+++ Information supplied
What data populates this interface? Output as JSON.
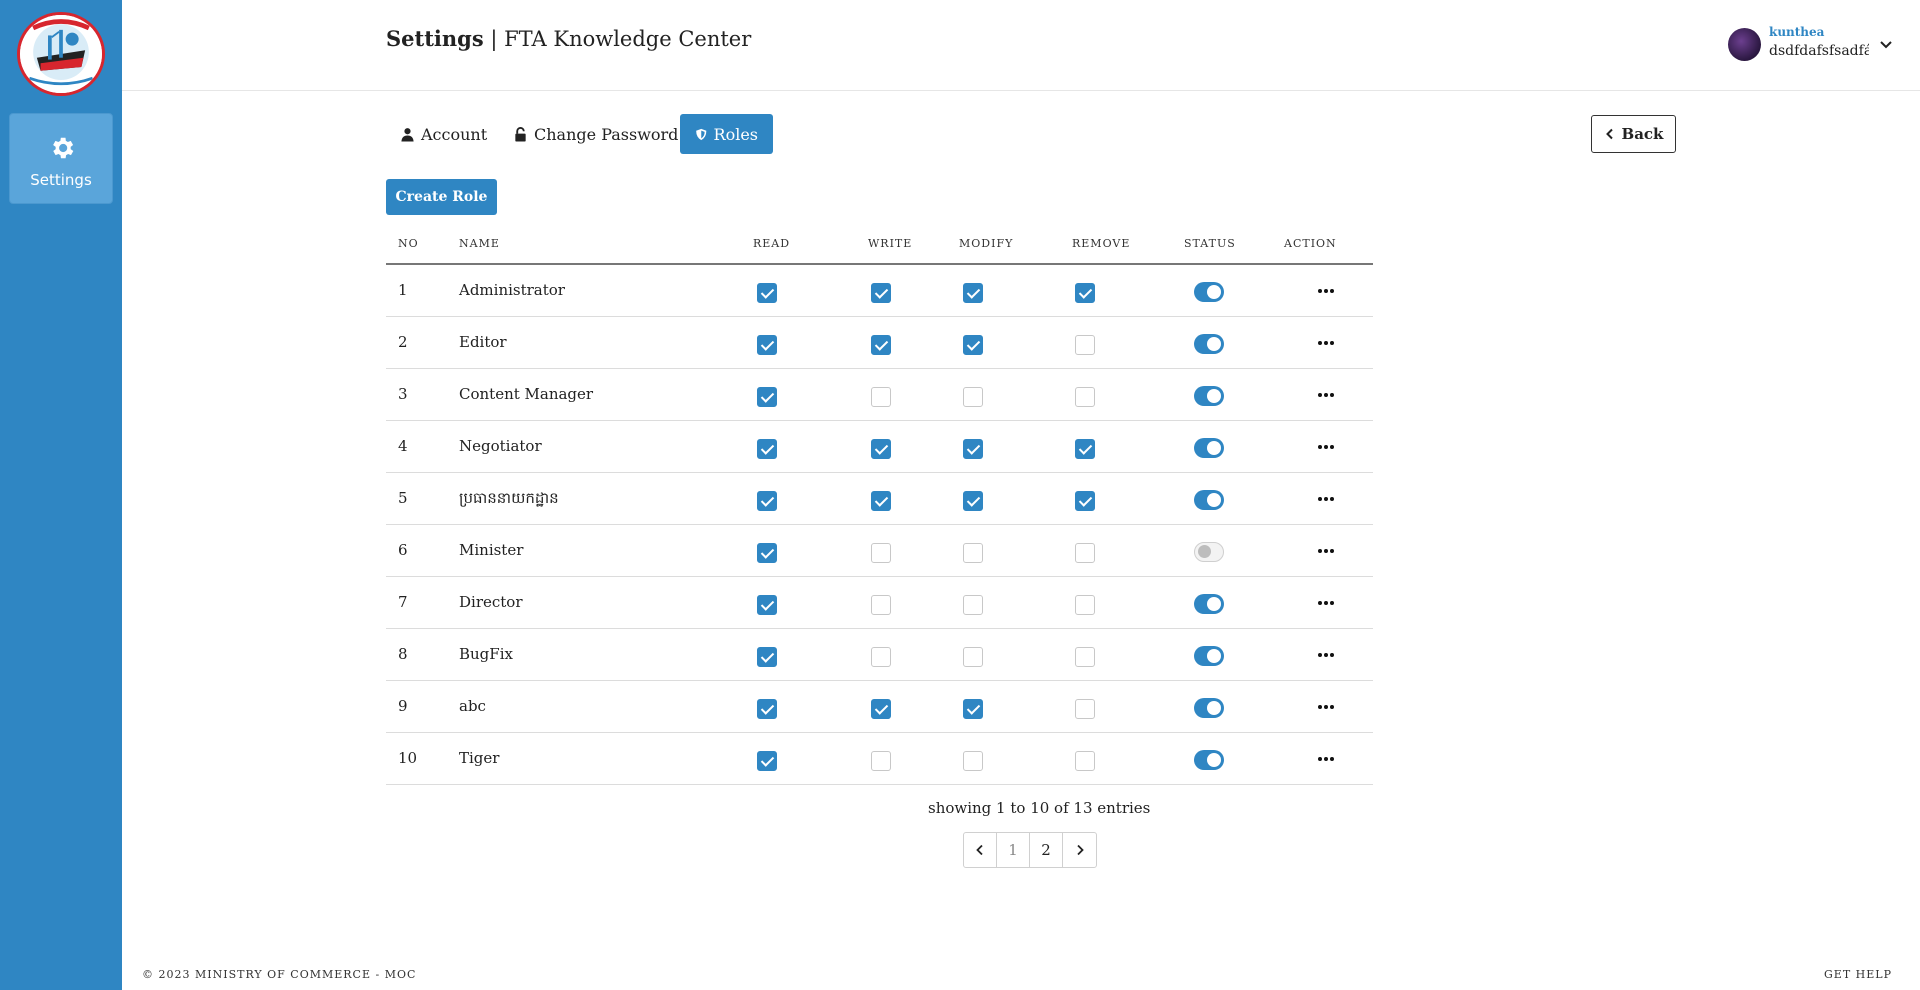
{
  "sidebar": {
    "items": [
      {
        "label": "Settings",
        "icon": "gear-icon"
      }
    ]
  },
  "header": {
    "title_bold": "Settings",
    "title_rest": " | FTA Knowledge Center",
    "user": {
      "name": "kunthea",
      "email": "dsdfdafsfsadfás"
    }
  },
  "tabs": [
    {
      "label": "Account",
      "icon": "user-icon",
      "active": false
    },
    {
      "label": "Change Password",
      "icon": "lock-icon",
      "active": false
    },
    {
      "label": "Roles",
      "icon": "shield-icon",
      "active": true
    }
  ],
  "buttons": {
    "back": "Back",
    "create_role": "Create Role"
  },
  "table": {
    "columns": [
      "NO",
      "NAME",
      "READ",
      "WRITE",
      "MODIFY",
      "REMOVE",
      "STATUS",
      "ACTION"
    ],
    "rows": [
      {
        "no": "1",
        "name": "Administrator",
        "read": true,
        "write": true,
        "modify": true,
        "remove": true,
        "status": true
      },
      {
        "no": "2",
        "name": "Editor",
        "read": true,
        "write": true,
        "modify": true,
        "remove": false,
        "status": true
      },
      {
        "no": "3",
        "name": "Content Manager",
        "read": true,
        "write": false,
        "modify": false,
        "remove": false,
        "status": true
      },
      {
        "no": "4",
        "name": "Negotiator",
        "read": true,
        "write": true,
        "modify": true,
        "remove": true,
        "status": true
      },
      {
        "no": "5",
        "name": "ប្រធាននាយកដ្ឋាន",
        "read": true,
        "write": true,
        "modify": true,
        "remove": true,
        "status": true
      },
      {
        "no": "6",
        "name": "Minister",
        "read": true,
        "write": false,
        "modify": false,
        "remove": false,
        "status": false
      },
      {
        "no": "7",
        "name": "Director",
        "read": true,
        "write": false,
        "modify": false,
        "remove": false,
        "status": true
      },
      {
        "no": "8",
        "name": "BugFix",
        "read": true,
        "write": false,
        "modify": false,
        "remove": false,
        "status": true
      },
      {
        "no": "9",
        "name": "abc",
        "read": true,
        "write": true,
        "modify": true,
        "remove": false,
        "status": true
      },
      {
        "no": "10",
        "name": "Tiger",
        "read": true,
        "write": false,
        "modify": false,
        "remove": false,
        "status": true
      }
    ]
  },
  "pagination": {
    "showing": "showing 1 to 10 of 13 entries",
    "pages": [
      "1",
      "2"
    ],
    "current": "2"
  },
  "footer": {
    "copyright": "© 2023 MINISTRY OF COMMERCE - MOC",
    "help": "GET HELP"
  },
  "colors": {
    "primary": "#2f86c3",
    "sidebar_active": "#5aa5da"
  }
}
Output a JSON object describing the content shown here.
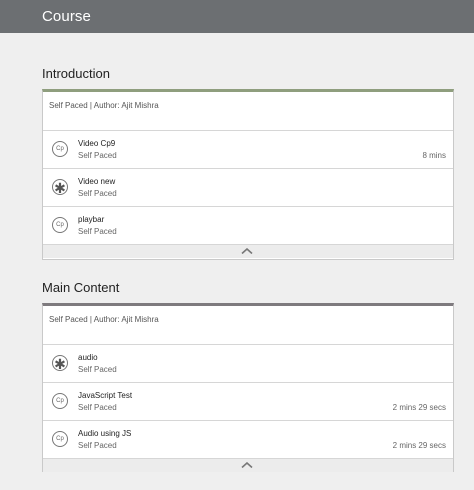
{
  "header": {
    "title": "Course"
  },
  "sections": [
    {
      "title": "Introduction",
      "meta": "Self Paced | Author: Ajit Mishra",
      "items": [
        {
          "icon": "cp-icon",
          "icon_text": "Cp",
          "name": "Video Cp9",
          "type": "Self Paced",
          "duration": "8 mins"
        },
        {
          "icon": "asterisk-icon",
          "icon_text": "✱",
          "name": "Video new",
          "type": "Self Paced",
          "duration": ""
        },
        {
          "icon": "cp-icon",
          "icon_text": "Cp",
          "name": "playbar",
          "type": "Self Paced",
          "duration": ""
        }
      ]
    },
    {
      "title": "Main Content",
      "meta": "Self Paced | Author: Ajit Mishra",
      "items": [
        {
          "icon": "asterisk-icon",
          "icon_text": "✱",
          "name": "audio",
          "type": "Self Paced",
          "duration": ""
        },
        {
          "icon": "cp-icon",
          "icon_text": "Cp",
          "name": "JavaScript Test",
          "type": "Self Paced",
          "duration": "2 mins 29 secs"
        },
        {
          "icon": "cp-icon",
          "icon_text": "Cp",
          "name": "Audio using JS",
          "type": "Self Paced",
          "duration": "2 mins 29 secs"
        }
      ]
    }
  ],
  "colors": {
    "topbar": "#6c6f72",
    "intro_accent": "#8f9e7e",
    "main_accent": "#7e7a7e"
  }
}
++++++
What to work on.
Transcribe the full listing above exactly as it stands, minus the pictures.

Exercise output.
What data populates this interface? Output as JSON.
{
  "sidebar": {
    "items": [
      {
        "label": "Settings",
        "icon": "gear-icon"
      }
    ]
  },
  "header": {
    "title_bold": "Settings",
    "title_rest": " | FTA Knowledge Center",
    "user": {
      "name": "kunthea",
      "email": "dsdfdafsfsadfás"
    }
  },
  "tabs": [
    {
      "label": "Account",
      "icon": "user-icon",
      "active": false
    },
    {
      "label": "Change Password",
      "icon": "lock-icon",
      "active": false
    },
    {
      "label": "Roles",
      "icon": "shield-icon",
      "active": true
    }
  ],
  "buttons": {
    "back": "Back",
    "create_role": "Create Role"
  },
  "table": {
    "columns": [
      "NO",
      "NAME",
      "READ",
      "WRITE",
      "MODIFY",
      "REMOVE",
      "STATUS",
      "ACTION"
    ],
    "rows": [
      {
        "no": "1",
        "name": "Administrator",
        "read": true,
        "write": true,
        "modify": true,
        "remove": true,
        "status": true
      },
      {
        "no": "2",
        "name": "Editor",
        "read": true,
        "write": true,
        "modify": true,
        "remove": false,
        "status": true
      },
      {
        "no": "3",
        "name": "Content Manager",
        "read": true,
        "write": false,
        "modify": false,
        "remove": false,
        "status": true
      },
      {
        "no": "4",
        "name": "Negotiator",
        "read": true,
        "write": true,
        "modify": true,
        "remove": true,
        "status": true
      },
      {
        "no": "5",
        "name": "ប្រធាននាយកដ្ឋាន",
        "read": true,
        "write": true,
        "modify": true,
        "remove": true,
        "status": true
      },
      {
        "no": "6",
        "name": "Minister",
        "read": true,
        "write": false,
        "modify": false,
        "remove": false,
        "status": false
      },
      {
        "no": "7",
        "name": "Director",
        "read": true,
        "write": false,
        "modify": false,
        "remove": false,
        "status": true
      },
      {
        "no": "8",
        "name": "BugFix",
        "read": true,
        "write": false,
        "modify": false,
        "remove": false,
        "status": true
      },
      {
        "no": "9",
        "name": "abc",
        "read": true,
        "write": true,
        "modify": true,
        "remove": false,
        "status": true
      },
      {
        "no": "10",
        "name": "Tiger",
        "read": true,
        "write": false,
        "modify": false,
        "remove": false,
        "status": true
      }
    ]
  },
  "pagination": {
    "showing": "showing 1 to 10 of 13 entries",
    "pages": [
      "1",
      "2"
    ],
    "current": "2"
  },
  "footer": {
    "copyright": "© 2023 MINISTRY OF COMMERCE - MOC",
    "help": "GET HELP"
  },
  "colors": {
    "primary": "#2f86c3",
    "sidebar_active": "#5aa5da"
  }
}
Output a JSON object describing the content shown here.
{
  "header": {
    "title": "Course"
  },
  "sections": [
    {
      "title": "Introduction",
      "meta": "Self Paced | Author: Ajit Mishra",
      "items": [
        {
          "icon": "cp-icon",
          "icon_text": "Cp",
          "name": "Video Cp9",
          "type": "Self Paced",
          "duration": "8 mins"
        },
        {
          "icon": "asterisk-icon",
          "icon_text": "✱",
          "name": "Video new",
          "type": "Self Paced",
          "duration": ""
        },
        {
          "icon": "cp-icon",
          "icon_text": "Cp",
          "name": "playbar",
          "type": "Self Paced",
          "duration": ""
        }
      ]
    },
    {
      "title": "Main Content",
      "meta": "Self Paced | Author: Ajit Mishra",
      "items": [
        {
          "icon": "asterisk-icon",
          "icon_text": "✱",
          "name": "audio",
          "type": "Self Paced",
          "duration": ""
        },
        {
          "icon": "cp-icon",
          "icon_text": "Cp",
          "name": "JavaScript Test",
          "type": "Self Paced",
          "duration": "2 mins 29 secs"
        },
        {
          "icon": "cp-icon",
          "icon_text": "Cp",
          "name": "Audio using JS",
          "type": "Self Paced",
          "duration": "2 mins 29 secs"
        }
      ]
    }
  ],
  "colors": {
    "topbar": "#6c6f72",
    "intro_accent": "#8f9e7e",
    "main_accent": "#7e7a7e"
  }
}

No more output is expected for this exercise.